## WHAT YOU SHOULD DO:
Copy each line containing the word "Adjust" from the records that follow, please.

## RECORDS FOR THIS TASK:
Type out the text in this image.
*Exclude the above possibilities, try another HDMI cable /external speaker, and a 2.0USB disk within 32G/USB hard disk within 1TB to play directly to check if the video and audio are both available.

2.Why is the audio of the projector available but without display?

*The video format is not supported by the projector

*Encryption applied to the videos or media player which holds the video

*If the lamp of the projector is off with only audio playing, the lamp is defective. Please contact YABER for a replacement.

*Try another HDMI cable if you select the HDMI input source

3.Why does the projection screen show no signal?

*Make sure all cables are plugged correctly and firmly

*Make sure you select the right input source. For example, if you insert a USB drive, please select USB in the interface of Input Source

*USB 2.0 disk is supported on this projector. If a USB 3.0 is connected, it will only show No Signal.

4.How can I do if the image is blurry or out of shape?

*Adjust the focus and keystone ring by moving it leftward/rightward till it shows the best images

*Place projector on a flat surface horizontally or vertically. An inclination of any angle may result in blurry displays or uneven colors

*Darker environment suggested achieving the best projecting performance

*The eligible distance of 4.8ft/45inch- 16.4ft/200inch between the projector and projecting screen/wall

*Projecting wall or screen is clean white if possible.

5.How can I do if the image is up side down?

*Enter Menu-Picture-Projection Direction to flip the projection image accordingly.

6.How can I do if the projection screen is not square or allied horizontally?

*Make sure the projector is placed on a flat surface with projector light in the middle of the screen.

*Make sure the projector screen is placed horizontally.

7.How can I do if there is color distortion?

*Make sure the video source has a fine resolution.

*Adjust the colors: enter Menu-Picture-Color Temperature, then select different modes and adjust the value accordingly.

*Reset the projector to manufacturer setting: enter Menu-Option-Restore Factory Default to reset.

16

## RESPONSE TO THIS TASK:
*Adjust the focus and keystone ring by moving it leftward/rightward till it shows the best images
*Adjust the colors: enter Menu-Picture-Color Temperature, then select different modes and adjust the value accordingly.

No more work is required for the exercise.